_The exercise_
Copy every line from the records below that holds the word "Front".

Recorded data:
"""

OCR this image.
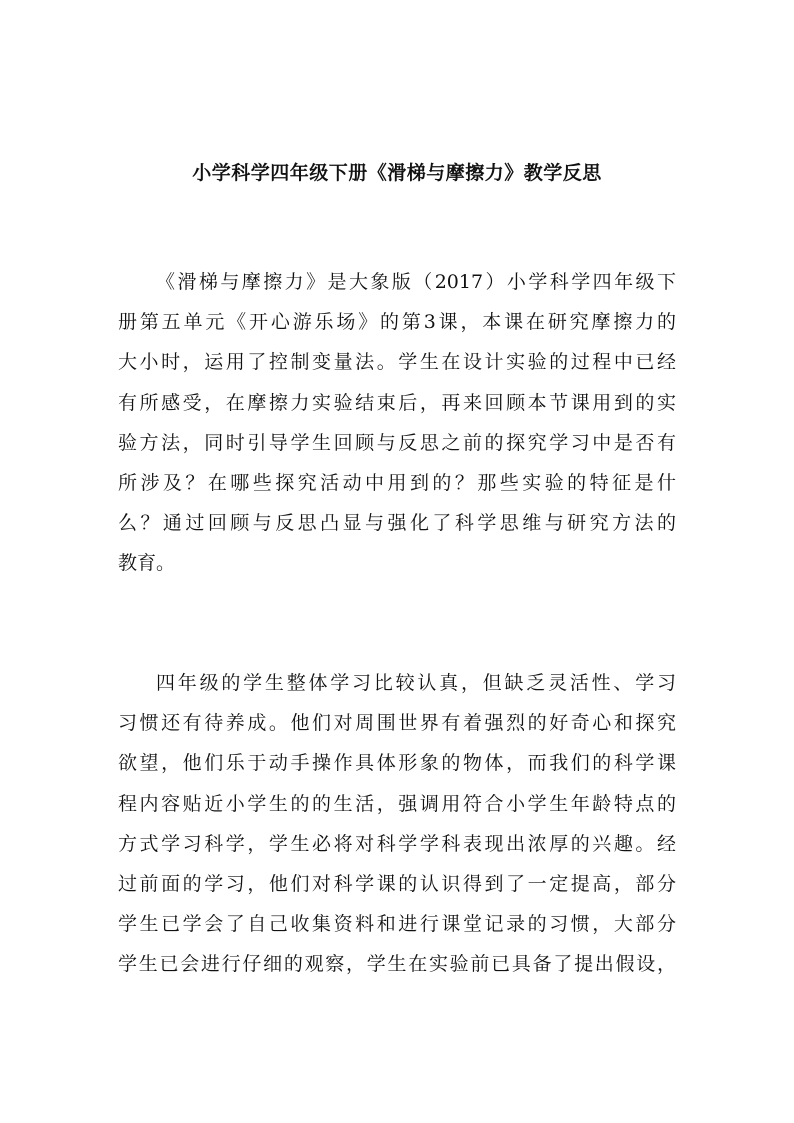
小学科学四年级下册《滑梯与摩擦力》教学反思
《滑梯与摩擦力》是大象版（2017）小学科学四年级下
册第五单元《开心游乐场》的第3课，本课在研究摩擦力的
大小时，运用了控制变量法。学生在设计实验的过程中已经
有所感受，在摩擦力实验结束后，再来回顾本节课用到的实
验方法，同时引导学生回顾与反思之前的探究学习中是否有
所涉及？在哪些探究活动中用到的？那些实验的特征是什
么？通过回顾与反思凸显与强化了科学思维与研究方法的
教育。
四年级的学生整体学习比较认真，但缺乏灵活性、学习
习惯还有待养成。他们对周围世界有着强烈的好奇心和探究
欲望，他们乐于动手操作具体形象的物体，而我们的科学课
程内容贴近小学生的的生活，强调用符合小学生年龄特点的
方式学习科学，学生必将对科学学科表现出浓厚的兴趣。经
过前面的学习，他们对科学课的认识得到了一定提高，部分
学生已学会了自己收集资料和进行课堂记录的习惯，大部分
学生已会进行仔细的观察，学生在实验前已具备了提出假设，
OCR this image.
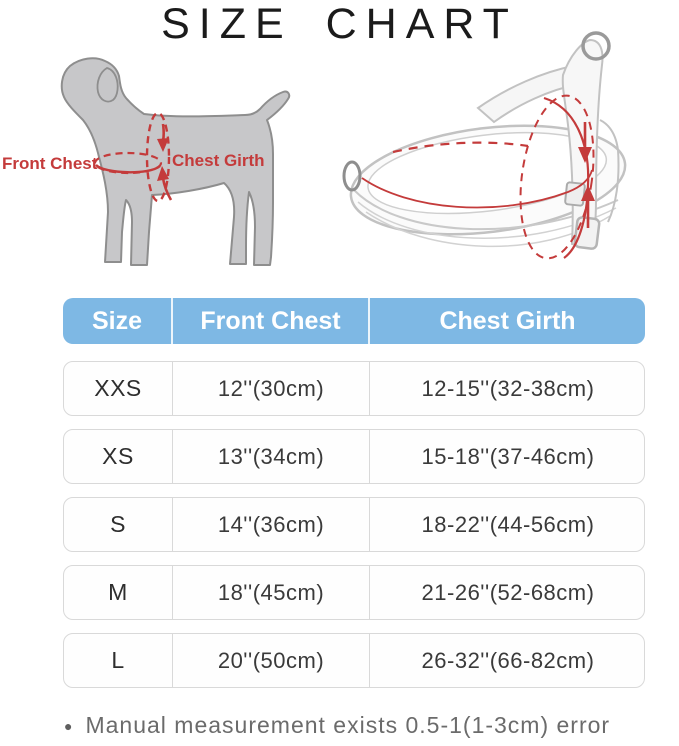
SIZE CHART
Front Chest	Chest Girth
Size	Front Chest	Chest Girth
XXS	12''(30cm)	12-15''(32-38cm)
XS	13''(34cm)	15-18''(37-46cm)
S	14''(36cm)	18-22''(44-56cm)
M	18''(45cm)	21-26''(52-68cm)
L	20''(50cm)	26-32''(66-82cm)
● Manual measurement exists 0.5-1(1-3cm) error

"""

_Exercise solution_
Front Chest	Chest Girth
Size	Front Chest	Chest Girth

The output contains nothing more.